GIVEN INSTRUCTION:
Reproduce, character for character, the part of the items that opens with the line containing "841, 202, 900]" and closes with the line containing "status-bar: Carrier 3:10".

=-=-=-=-=

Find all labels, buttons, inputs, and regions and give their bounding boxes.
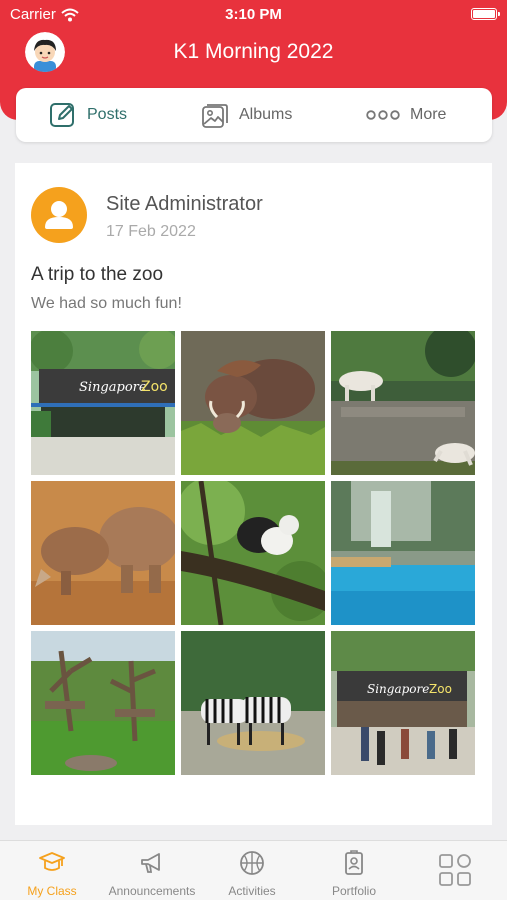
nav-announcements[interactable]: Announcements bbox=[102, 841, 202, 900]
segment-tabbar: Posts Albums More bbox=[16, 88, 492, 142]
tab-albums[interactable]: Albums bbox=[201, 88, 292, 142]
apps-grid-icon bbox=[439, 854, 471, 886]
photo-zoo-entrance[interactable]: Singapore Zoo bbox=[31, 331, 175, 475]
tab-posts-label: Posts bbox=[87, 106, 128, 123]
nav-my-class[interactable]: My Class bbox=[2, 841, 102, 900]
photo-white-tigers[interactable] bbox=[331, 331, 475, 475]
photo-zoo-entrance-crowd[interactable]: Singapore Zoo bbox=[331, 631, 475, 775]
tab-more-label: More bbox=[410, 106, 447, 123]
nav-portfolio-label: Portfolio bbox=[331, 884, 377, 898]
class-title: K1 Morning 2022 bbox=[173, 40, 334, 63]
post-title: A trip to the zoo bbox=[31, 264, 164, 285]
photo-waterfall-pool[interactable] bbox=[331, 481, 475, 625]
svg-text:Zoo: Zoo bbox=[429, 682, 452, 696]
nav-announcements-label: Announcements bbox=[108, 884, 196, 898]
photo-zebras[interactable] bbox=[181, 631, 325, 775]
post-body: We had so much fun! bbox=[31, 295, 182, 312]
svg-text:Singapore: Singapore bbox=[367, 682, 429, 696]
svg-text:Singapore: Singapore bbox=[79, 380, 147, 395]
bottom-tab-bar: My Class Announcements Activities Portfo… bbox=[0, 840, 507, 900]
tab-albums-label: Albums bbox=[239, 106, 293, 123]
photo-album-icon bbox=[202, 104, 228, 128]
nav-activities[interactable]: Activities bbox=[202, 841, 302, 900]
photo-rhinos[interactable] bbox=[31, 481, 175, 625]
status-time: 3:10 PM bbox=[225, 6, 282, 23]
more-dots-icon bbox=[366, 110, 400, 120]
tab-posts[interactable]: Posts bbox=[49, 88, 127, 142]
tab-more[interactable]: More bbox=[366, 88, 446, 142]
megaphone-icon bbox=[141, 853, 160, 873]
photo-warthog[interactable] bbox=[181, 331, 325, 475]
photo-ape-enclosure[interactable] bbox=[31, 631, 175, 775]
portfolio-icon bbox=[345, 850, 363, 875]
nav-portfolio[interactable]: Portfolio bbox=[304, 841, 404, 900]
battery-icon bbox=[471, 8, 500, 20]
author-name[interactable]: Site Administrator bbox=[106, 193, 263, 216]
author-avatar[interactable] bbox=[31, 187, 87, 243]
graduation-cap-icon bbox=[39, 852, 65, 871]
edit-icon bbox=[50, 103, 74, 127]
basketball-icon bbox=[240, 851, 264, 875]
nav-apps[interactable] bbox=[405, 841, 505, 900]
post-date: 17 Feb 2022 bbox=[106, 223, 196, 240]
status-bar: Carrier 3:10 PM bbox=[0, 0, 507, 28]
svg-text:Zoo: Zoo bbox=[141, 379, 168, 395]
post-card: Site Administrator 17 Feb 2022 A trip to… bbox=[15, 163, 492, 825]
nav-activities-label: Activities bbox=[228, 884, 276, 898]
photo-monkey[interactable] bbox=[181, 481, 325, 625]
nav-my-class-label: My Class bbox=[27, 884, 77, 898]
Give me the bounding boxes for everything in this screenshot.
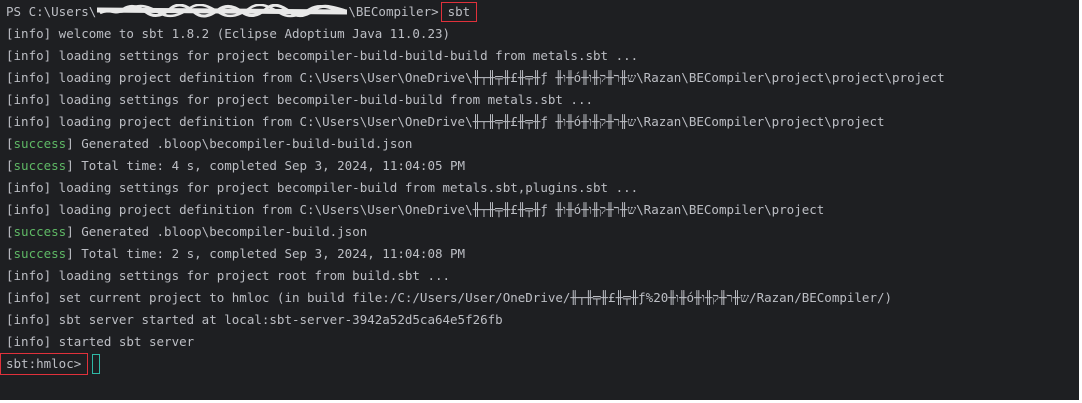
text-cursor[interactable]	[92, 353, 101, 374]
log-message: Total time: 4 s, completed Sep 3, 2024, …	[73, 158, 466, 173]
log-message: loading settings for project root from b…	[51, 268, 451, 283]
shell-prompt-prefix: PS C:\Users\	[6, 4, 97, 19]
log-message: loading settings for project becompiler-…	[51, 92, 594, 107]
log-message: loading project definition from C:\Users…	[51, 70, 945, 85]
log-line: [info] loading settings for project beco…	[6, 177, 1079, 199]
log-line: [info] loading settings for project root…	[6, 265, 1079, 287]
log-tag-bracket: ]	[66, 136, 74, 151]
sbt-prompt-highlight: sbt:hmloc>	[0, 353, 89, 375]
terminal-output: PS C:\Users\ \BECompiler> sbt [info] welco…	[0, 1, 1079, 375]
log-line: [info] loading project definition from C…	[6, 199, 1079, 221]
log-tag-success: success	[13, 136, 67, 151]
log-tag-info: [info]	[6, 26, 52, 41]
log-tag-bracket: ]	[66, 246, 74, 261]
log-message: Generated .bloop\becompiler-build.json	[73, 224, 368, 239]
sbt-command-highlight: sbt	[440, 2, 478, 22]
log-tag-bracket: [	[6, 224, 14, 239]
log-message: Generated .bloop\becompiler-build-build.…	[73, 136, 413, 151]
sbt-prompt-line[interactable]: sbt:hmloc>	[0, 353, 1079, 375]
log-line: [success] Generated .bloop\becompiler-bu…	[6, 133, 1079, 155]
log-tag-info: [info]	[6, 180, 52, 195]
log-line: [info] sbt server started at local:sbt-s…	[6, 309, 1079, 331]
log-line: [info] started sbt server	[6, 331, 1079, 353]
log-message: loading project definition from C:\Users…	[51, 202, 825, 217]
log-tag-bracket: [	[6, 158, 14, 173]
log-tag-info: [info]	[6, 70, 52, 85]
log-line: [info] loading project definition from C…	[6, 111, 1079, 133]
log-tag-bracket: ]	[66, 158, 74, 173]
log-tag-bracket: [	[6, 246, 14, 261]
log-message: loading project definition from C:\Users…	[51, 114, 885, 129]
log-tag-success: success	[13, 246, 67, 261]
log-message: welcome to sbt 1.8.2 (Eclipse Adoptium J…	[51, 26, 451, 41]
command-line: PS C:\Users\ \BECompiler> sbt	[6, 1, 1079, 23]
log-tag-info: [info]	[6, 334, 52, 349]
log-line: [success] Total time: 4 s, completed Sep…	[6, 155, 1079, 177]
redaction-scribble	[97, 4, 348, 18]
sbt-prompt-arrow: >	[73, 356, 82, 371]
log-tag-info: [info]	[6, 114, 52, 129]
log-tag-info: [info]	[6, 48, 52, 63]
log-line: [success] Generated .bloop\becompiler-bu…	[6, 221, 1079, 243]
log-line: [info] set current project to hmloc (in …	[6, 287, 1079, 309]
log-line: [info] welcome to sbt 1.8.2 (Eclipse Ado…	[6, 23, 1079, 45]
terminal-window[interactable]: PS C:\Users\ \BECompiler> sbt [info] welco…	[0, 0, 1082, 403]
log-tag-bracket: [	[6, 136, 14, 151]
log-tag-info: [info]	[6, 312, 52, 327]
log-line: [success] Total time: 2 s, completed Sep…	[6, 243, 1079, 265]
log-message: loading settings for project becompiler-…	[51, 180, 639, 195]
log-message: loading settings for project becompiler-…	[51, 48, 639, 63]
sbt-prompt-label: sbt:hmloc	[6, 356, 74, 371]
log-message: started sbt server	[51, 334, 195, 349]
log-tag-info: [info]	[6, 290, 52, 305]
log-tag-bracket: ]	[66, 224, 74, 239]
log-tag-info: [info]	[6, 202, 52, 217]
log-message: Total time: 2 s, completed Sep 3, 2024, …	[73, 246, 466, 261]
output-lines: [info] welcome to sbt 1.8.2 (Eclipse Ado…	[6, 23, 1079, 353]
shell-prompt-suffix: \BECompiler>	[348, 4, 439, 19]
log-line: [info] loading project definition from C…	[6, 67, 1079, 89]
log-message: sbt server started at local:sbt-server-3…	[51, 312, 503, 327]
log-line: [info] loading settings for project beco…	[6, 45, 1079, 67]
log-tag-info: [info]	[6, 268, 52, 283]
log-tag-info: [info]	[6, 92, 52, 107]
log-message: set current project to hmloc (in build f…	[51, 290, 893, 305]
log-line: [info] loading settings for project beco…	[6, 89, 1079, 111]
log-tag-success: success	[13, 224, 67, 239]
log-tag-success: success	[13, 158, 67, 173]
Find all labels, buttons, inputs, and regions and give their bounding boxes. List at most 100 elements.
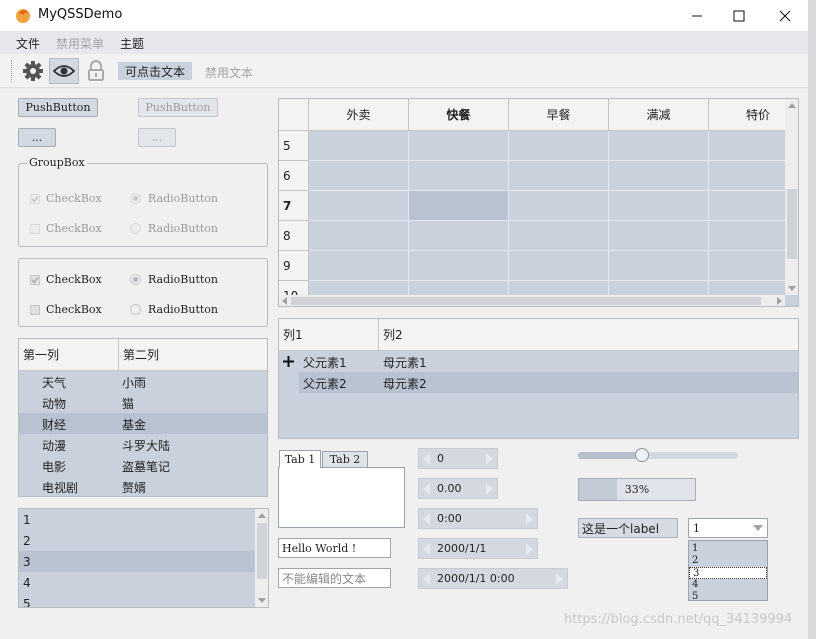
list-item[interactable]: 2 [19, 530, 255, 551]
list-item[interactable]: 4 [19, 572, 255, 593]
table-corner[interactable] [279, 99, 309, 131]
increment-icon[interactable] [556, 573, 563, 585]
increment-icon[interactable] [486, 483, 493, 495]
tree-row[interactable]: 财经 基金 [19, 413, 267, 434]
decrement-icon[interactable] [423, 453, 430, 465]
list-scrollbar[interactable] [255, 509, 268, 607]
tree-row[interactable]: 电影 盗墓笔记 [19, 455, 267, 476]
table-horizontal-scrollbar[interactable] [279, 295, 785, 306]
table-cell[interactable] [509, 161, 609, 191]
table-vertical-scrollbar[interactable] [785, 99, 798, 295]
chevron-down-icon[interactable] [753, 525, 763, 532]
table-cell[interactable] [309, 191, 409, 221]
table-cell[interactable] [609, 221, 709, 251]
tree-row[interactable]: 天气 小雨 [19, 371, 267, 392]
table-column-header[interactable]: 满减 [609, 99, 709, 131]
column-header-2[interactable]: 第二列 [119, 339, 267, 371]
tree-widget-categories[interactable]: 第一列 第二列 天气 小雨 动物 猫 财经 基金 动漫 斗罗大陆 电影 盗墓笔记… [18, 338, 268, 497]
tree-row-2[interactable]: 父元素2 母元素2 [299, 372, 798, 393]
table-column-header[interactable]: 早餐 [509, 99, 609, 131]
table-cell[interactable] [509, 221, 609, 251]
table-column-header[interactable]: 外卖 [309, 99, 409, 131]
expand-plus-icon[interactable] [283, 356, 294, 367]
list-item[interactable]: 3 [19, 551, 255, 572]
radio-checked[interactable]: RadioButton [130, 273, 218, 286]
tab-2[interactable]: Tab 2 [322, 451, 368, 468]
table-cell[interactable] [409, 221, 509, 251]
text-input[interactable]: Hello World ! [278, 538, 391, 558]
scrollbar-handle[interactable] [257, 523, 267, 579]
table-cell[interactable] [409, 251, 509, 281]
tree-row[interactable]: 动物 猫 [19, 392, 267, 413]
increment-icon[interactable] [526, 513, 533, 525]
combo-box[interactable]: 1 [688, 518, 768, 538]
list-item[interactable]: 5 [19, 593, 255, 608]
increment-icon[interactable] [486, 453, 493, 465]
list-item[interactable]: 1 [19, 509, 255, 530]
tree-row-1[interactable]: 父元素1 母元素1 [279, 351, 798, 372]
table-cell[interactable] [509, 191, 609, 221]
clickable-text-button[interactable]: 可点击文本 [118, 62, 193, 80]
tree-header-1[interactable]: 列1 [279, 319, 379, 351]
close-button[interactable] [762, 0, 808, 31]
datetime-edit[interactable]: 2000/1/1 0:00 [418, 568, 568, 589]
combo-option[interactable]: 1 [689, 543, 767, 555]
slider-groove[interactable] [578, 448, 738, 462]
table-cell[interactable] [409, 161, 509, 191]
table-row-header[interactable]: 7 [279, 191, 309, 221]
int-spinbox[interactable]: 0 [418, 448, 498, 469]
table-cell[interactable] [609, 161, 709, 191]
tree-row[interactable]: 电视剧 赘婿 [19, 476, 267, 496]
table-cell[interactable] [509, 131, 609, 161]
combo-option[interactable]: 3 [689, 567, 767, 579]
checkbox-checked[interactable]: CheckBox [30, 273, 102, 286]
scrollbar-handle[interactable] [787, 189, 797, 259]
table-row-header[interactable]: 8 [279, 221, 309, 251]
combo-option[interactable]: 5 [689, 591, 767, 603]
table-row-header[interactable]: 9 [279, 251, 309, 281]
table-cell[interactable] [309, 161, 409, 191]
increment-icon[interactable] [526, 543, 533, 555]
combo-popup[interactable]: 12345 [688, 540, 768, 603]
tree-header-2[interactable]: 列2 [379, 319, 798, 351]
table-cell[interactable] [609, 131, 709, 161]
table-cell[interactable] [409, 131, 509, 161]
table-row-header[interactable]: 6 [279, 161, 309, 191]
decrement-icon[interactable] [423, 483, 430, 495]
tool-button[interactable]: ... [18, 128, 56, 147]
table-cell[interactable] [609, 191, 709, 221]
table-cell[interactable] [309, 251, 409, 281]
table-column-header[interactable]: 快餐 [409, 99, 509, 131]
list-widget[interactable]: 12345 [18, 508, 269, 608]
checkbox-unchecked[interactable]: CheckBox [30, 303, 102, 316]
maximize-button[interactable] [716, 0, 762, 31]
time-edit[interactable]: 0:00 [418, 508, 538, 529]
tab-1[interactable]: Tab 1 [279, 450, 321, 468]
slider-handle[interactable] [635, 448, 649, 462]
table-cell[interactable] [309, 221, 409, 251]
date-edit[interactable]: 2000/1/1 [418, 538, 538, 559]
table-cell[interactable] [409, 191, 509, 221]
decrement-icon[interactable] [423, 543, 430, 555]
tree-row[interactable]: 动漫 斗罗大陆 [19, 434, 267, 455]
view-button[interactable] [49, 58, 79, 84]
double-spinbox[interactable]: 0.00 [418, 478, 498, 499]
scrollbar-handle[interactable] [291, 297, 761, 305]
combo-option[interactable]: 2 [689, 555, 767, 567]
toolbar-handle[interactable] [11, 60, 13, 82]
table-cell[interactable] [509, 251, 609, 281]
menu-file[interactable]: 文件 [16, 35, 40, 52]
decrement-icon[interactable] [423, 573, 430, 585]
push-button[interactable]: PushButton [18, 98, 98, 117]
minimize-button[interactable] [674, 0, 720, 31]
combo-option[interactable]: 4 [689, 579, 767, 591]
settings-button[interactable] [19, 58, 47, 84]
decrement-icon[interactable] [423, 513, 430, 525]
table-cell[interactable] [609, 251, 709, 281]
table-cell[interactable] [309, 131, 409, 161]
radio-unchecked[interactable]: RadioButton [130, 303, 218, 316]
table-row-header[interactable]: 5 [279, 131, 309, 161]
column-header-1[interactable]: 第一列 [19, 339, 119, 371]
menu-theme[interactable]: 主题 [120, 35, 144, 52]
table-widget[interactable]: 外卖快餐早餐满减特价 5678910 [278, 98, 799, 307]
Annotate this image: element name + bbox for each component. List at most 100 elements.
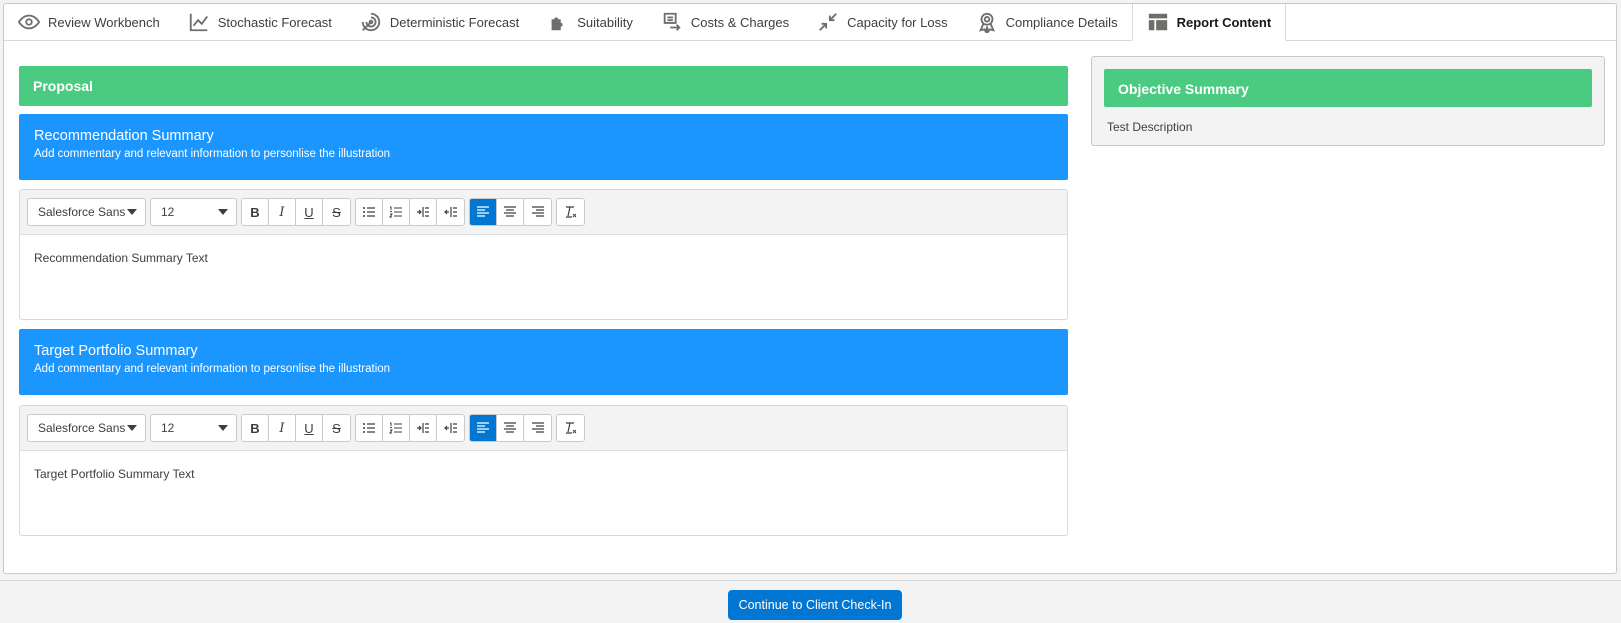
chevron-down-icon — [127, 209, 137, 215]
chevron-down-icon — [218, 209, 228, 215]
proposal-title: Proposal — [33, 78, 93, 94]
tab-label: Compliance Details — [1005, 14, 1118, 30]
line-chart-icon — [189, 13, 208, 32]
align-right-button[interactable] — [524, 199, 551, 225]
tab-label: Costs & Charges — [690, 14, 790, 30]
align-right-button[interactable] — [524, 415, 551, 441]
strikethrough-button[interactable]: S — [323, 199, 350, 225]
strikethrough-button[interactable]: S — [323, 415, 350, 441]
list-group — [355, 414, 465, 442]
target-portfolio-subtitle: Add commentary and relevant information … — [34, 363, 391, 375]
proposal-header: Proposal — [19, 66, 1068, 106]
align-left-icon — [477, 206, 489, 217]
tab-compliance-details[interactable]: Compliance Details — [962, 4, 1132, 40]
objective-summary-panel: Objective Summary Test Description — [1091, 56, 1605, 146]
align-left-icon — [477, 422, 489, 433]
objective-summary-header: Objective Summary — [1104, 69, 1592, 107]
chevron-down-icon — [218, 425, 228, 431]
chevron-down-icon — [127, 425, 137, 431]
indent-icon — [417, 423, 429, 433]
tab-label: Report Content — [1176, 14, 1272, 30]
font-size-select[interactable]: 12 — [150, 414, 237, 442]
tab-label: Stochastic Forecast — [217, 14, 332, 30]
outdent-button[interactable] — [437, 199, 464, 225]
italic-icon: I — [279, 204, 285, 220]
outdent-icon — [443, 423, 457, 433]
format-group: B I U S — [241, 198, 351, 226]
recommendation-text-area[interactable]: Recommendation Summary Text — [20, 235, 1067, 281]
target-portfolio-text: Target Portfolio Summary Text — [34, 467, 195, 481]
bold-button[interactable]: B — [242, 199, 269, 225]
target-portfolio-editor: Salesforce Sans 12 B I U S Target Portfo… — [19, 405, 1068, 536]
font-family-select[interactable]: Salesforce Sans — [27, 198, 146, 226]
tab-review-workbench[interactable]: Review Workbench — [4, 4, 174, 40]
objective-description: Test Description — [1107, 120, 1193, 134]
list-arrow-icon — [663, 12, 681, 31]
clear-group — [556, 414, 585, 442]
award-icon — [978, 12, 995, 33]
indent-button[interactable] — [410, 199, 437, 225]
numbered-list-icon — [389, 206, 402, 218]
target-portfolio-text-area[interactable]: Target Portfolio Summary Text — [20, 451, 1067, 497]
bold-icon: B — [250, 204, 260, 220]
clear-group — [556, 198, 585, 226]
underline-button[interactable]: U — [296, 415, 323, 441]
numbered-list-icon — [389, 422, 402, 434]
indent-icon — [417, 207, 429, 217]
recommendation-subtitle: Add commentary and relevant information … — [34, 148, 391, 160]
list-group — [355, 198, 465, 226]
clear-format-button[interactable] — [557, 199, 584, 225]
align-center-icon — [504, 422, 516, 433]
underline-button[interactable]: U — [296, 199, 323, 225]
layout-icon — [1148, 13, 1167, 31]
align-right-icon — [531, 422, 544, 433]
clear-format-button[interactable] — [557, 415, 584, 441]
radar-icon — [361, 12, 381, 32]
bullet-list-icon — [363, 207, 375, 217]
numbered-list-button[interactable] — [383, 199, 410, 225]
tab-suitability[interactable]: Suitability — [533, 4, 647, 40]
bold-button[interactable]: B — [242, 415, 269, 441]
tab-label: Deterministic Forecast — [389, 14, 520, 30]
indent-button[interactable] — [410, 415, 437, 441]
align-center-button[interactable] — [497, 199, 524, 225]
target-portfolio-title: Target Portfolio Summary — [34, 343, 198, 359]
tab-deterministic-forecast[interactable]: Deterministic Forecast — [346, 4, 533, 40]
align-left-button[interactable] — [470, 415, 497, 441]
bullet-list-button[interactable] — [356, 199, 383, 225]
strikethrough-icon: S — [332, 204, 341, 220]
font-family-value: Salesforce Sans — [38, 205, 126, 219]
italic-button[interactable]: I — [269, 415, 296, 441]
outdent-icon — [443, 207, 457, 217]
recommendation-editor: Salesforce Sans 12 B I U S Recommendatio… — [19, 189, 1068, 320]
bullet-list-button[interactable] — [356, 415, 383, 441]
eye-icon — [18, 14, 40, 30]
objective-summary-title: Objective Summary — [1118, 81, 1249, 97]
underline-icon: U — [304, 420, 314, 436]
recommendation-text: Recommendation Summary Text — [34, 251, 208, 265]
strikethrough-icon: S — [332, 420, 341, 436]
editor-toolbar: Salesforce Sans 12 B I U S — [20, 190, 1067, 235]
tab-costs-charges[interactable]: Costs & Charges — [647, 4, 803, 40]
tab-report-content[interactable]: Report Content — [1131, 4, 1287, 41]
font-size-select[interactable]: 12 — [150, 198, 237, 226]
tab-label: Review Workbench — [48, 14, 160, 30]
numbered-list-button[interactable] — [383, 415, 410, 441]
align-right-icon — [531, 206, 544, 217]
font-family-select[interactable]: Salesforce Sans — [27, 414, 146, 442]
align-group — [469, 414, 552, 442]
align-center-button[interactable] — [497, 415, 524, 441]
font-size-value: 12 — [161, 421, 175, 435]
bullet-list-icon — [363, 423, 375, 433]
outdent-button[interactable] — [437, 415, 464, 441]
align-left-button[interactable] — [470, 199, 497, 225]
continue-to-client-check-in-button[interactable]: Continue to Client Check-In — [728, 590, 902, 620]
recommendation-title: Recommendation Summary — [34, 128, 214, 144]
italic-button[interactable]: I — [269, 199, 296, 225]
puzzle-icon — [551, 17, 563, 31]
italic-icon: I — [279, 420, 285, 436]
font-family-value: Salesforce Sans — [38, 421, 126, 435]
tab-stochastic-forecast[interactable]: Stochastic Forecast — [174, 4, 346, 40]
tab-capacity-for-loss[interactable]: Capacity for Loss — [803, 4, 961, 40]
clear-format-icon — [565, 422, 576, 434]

=-=-=-=-=

CORRECT OUTPUT:
nav-announcements[interactable]: Announcements bbox=[102, 841, 202, 900]
segment-tabbar: Posts Albums More bbox=[16, 88, 492, 142]
tab-albums[interactable]: Albums bbox=[201, 88, 292, 142]
apps-grid-icon bbox=[439, 854, 471, 886]
photo-zoo-entrance[interactable]: Singapore Zoo bbox=[31, 331, 175, 475]
tab-posts-label: Posts bbox=[87, 106, 128, 123]
nav-my-class[interactable]: My Class bbox=[2, 841, 102, 900]
photo-white-tigers[interactable] bbox=[331, 331, 475, 475]
photo-zoo-entrance-crowd[interactable]: Singapore Zoo bbox=[331, 631, 475, 775]
tab-more-label: More bbox=[410, 106, 447, 123]
nav-portfolio-label: Portfolio bbox=[331, 884, 377, 898]
class-title: K1 Morning 2022 bbox=[173, 40, 334, 63]
post-title: A trip to the zoo bbox=[31, 264, 164, 285]
photo-waterfall-pool[interactable] bbox=[331, 481, 475, 625]
svg-text:Zoo: Zoo bbox=[429, 682, 452, 696]
nav-announcements-label: Announcements bbox=[108, 884, 196, 898]
photo-zebras[interactable] bbox=[181, 631, 325, 775]
post-body: We had so much fun! bbox=[31, 295, 182, 312]
svg-text:Singapore: Singapore bbox=[367, 682, 429, 696]
svg-text:Singapore: Singapore bbox=[79, 380, 147, 395]
bottom-tab-bar: My Class Announcements Activities Portfo… bbox=[0, 840, 507, 900]
tab-albums-label: Albums bbox=[239, 106, 293, 123]
photo-album-icon bbox=[202, 104, 228, 128]
nav-activities[interactable]: Activities bbox=[202, 841, 302, 900]
photo-rhinos[interactable] bbox=[31, 481, 175, 625]
status-time: 3:10 PM bbox=[225, 6, 282, 23]
more-dots-icon bbox=[366, 110, 400, 120]
tab-posts[interactable]: Posts bbox=[49, 88, 127, 142]
tab-more[interactable]: More bbox=[366, 88, 446, 142]
megaphone-icon bbox=[141, 853, 160, 873]
photo-warthog[interactable] bbox=[181, 331, 325, 475]
photo-ape-enclosure[interactable] bbox=[31, 631, 175, 775]
portfolio-icon bbox=[345, 850, 363, 875]
nav-portfolio[interactable]: Portfolio bbox=[304, 841, 404, 900]
battery-icon bbox=[471, 8, 500, 20]
author-name[interactable]: Site Administrator bbox=[106, 193, 263, 216]
author-avatar[interactable] bbox=[31, 187, 87, 243]
graduation-cap-icon bbox=[39, 852, 65, 871]
edit-icon bbox=[50, 103, 74, 127]
basketball-icon bbox=[240, 851, 264, 875]
nav-apps[interactable] bbox=[405, 841, 505, 900]
post-date: 17 Feb 2022 bbox=[106, 223, 196, 240]
status-bar: Carrier 3:10 PM bbox=[0, 0, 507, 28]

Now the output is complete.